§ **Stated problem**: Extract the full listing verbatim and drop any pictures from your copy.
┌──
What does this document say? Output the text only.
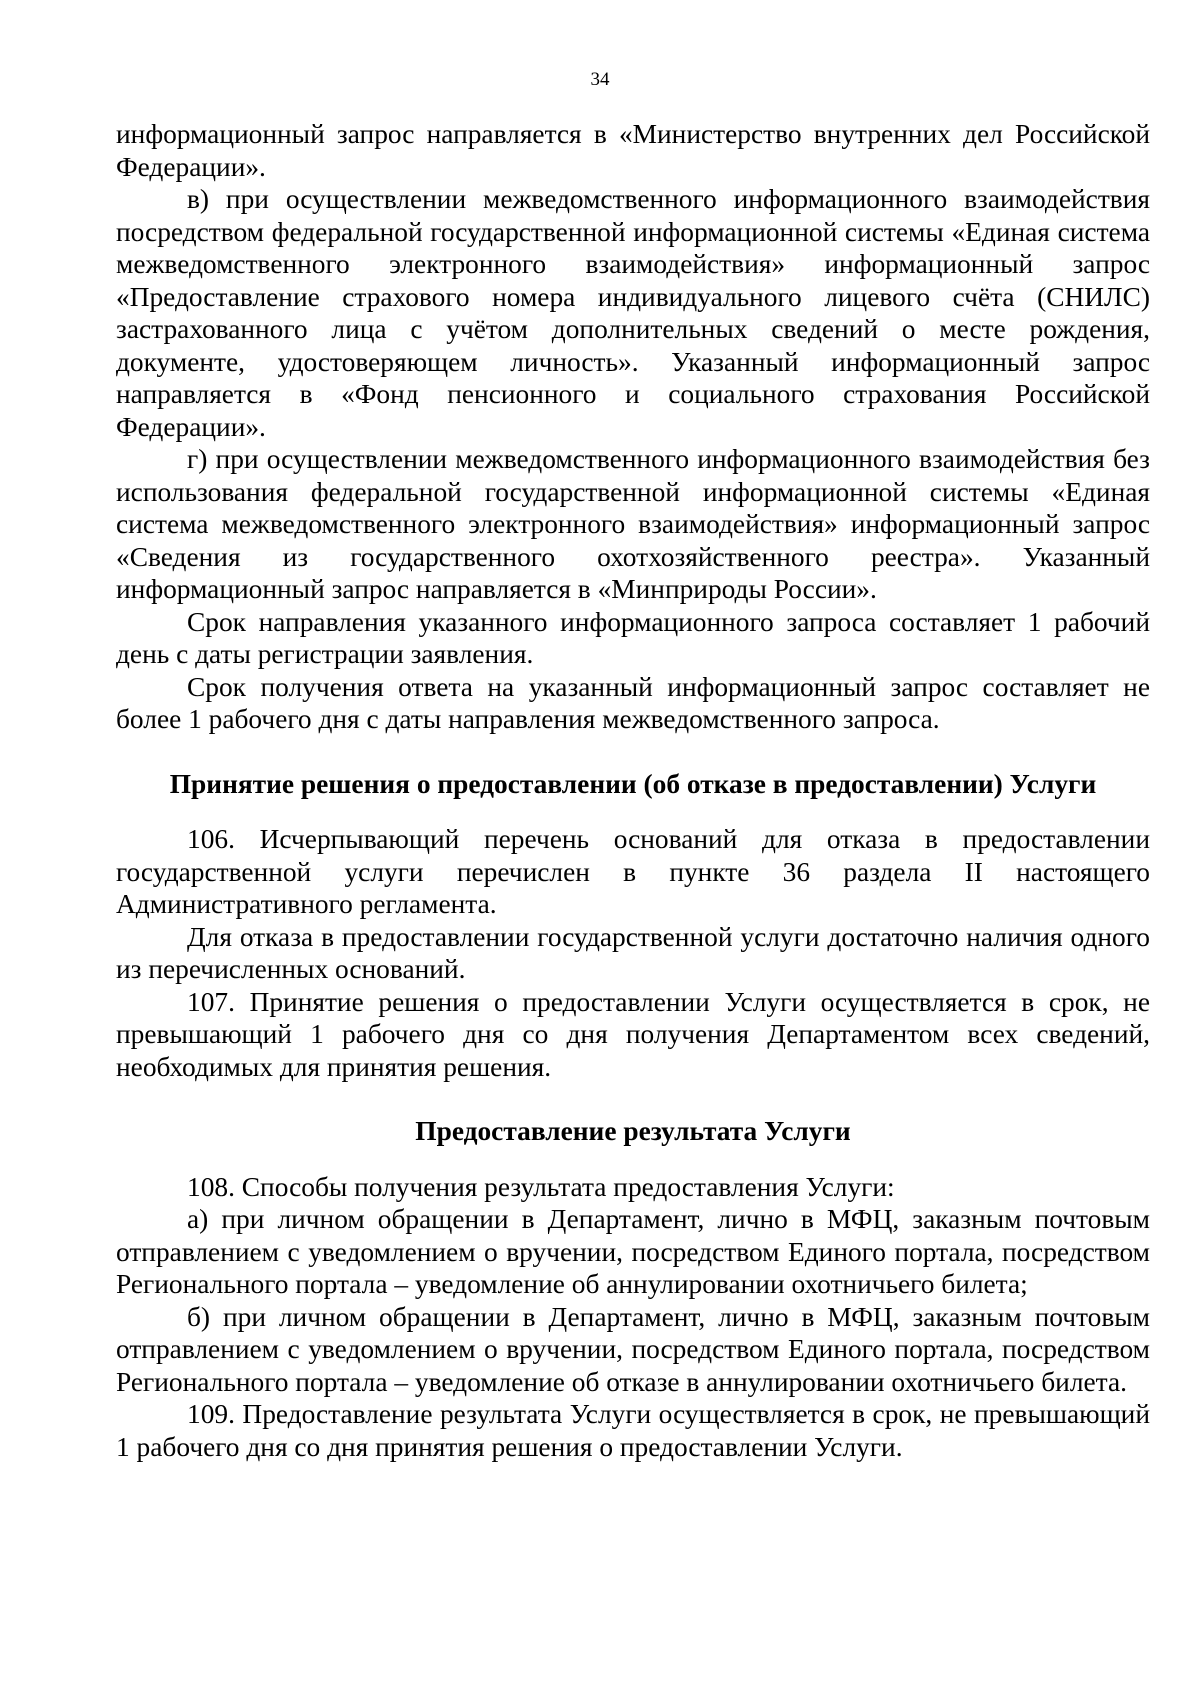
34

информационный запрос направляется в «Министерство внутренних дел Российской Федерации».

в) при осуществлении межведомственного информационного взаимодействия посредством федеральной государственной информационной системы «Единая система межведомственного электронного взаимодействия» информационный запрос «Предоставление страхового номера индивидуального лицевого счёта (СНИЛС) застрахованного лица с учётом дополнительных сведений о месте рождения, документе, удостоверяющем личность». Указанный информационный запрос направляется в «Фонд пенсионного и социального страхования Российской Федерации».

г) при осуществлении межведомственного информационного взаимодействия без использования федеральной государственной информационной системы «Единая система межведомственного электронного взаимодействия» информационный запрос «Сведения из государственного охотхозяйственного реестра». Указанный информационный запрос направляется в «Минприроды России».

Срок направления указанного информационного запроса составляет 1 рабочий день с даты регистрации заявления.

Срок получения ответа на указанный информационный запрос составляет не более 1 рабочего дня с даты направления межведомственного запроса.

Принятие решения о предоставлении (об отказе в предоставлении) Услуги

106. Исчерпывающий перечень оснований для отказа в предоставлении государственной услуги перечислен в пункте 36 раздела II настоящего Административного регламента.

Для отказа в предоставлении государственной услуги достаточно наличия одного из перечисленных оснований.

107. Принятие решения о предоставлении Услуги осуществляется в срок, не превышающий 1 рабочего дня со дня получения Департаментом всех сведений, необходимых для принятия решения.

Предоставление результата Услуги

108. Способы получения результата предоставления Услуги:

а) при личном обращении в Департамент, лично в МФЦ, заказным почтовым отправлением с уведомлением о вручении, посредством Единого портала, посредством Регионального портала – уведомление об аннулировании охотничьего билета;

б) при личном обращении в Департамент, лично в МФЦ, заказным почтовым отправлением с уведомлением о вручении, посредством Единого портала, посредством Регионального портала – уведомление об отказе в аннулировании охотничьего билета.

109. Предоставление результата Услуги осуществляется в срок, не превышающий 1 рабочего дня со дня принятия решения о предоставлении Услуги.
└──
§ **Right answer**:
What does this document say? Output the text only.
34

информационный запрос направляется в «Министерство внутренних дел Российской Федерации».

в) при осуществлении межведомственного информационного взаимодействия посредством федеральной государственной информационной системы «Единая система межведомственного электронного взаимодействия» информационный запрос «Предоставление страхового номера индивидуального лицевого счёта (СНИЛС) застрахованного лица с учётом дополнительных сведений о месте рождения, документе, удостоверяющем личность». Указанный информационный запрос направляется в «Фонд пенсионного и социального страхования Российской Федерации».

г) при осуществлении межведомственного информационного взаимодействия без использования федеральной государственной информационной системы «Единая система межведомственного электронного взаимодействия» информационный запрос «Сведения из государственного охотхозяйственного реестра». Указанный информационный запрос направляется в «Минприроды России».

Срок направления указанного информационного запроса составляет 1 рабочий день с даты регистрации заявления.

Срок получения ответа на указанный информационный запрос составляет не более 1 рабочего дня с даты направления межведомственного запроса.

Принятие решения о предоставлении (об отказе в предоставлении) Услуги

106. Исчерпывающий перечень оснований для отказа в предоставлении государственной услуги перечислен в пункте 36 раздела II настоящего Административного регламента.

Для отказа в предоставлении государственной услуги достаточно наличия одного из перечисленных оснований.

107. Принятие решения о предоставлении Услуги осуществляется в срок, не превышающий 1 рабочего дня со дня получения Департаментом всех сведений, необходимых для принятия решения.

Предоставление результата Услуги

108. Способы получения результата предоставления Услуги:

а) при личном обращении в Департамент, лично в МФЦ, заказным почтовым отправлением с уведомлением о вручении, посредством Единого портала, посредством Регионального портала – уведомление об аннулировании охотничьего билета;

б) при личном обращении в Департамент, лично в МФЦ, заказным почтовым отправлением с уведомлением о вручении, посредством Единого портала, посредством Регионального портала – уведомление об отказе в аннулировании охотничьего билета.

109. Предоставление результата Услуги осуществляется в срок, не превышающий 1 рабочего дня со дня принятия решения о предоставлении Услуги.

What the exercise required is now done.